>> Start Data to process

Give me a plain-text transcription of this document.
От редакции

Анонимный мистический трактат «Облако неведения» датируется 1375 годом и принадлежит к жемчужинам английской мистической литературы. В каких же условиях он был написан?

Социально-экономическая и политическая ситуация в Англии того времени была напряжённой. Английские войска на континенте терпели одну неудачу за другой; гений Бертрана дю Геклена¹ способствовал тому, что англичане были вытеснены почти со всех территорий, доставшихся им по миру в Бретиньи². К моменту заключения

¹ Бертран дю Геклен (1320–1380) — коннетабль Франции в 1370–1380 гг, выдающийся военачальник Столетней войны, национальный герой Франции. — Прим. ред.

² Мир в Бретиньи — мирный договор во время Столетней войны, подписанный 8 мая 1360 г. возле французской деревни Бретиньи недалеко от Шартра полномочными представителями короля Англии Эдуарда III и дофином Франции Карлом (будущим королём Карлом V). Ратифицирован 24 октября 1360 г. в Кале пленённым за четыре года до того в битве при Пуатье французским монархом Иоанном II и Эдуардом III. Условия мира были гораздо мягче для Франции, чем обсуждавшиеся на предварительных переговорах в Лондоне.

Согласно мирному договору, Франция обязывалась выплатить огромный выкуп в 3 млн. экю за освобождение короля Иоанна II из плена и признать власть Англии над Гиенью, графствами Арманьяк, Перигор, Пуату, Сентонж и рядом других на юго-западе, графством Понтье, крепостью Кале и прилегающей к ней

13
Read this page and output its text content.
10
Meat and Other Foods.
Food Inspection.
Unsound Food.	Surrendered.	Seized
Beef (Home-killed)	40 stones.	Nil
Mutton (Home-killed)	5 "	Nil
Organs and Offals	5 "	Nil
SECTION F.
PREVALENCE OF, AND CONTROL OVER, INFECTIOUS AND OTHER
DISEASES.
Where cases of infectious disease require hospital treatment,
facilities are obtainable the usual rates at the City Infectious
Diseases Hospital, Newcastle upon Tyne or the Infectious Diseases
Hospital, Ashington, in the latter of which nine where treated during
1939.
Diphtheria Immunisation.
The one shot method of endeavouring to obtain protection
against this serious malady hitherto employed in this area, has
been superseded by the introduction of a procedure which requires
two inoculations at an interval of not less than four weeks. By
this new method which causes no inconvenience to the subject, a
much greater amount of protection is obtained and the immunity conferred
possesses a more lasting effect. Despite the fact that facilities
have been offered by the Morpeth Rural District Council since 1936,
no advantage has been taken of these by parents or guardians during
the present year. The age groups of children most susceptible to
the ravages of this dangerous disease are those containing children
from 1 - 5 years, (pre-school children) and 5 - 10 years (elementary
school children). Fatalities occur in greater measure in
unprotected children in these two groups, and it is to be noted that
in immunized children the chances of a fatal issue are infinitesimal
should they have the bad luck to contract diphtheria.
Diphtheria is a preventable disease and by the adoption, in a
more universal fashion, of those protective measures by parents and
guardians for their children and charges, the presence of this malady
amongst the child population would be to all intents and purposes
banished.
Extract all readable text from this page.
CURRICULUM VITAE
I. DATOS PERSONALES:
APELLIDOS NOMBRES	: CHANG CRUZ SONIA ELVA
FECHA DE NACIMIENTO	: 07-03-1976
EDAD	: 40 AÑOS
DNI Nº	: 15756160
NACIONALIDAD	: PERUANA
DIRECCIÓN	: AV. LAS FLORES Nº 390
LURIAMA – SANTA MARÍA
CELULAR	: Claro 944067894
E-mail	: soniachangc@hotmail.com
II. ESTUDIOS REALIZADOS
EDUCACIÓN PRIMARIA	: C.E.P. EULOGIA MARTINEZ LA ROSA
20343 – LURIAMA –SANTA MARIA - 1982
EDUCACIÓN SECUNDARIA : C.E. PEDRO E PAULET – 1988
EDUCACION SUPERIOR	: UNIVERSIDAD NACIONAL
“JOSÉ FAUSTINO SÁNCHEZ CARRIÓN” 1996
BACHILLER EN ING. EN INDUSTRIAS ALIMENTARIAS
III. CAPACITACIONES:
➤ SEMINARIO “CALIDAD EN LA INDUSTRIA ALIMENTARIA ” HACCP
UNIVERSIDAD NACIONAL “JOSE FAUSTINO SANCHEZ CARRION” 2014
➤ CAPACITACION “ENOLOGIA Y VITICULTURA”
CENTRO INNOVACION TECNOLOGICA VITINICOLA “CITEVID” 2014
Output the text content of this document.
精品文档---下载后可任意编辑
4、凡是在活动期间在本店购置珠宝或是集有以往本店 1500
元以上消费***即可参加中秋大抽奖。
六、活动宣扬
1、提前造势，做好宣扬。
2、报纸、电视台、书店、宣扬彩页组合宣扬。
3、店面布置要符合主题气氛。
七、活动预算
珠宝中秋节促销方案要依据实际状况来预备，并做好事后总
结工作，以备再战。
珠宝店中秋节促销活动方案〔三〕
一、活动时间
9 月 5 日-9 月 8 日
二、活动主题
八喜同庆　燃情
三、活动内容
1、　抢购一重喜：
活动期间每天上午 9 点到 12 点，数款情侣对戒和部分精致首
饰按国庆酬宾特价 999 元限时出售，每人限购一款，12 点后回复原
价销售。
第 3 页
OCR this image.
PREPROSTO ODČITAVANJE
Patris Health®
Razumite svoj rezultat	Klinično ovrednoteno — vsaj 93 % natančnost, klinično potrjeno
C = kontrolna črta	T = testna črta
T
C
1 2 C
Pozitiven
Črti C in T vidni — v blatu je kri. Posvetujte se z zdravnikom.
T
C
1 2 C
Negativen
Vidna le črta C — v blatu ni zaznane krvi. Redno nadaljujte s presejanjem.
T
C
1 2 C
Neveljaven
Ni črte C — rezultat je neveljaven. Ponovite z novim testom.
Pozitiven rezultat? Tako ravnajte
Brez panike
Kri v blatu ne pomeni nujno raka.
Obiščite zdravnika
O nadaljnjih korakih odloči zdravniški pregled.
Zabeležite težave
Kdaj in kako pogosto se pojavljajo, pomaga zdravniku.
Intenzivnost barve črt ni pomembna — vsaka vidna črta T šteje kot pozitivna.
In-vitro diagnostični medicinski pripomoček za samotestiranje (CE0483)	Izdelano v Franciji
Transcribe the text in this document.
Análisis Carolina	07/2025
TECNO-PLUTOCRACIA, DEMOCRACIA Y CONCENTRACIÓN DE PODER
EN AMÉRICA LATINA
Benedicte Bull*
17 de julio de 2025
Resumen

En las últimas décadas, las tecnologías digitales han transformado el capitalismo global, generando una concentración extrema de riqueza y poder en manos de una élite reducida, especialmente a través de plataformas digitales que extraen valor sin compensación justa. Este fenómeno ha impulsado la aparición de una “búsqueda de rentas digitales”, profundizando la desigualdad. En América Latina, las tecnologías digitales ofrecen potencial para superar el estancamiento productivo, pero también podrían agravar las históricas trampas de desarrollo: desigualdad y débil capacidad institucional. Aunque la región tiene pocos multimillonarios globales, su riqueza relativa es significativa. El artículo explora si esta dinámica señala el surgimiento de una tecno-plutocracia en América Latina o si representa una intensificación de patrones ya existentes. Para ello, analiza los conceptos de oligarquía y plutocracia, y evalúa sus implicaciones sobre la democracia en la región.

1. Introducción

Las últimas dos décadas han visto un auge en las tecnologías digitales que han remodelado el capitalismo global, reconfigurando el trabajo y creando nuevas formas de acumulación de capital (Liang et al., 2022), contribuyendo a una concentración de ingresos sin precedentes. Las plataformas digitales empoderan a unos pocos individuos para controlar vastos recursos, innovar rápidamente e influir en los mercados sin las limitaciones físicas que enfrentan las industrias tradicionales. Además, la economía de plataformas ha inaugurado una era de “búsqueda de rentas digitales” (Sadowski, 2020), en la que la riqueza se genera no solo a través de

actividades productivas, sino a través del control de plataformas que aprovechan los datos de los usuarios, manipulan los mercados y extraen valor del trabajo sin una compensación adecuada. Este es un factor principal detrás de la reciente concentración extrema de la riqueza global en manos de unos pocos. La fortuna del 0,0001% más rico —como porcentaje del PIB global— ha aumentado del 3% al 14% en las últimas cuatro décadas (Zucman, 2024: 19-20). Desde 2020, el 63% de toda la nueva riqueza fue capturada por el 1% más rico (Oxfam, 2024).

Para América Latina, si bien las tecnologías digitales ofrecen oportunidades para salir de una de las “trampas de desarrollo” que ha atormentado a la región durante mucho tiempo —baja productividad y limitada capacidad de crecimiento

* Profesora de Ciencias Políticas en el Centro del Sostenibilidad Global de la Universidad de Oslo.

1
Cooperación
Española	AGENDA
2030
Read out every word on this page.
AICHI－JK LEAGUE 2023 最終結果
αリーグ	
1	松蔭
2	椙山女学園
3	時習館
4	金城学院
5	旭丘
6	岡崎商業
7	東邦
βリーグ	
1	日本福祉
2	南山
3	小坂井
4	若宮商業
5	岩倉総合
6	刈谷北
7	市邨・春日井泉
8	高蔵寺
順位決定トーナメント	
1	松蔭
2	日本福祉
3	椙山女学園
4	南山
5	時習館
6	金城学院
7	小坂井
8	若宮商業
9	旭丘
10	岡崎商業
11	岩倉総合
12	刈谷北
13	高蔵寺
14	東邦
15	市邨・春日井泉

>> End Data to process

◆ What is being asked ◆
Scan the material above. Return every line containing the string "these".

◆ Task result ◆
no advantage has been taken of these by parents or guardians during
unprotected children in these two groups, and it is to be noted that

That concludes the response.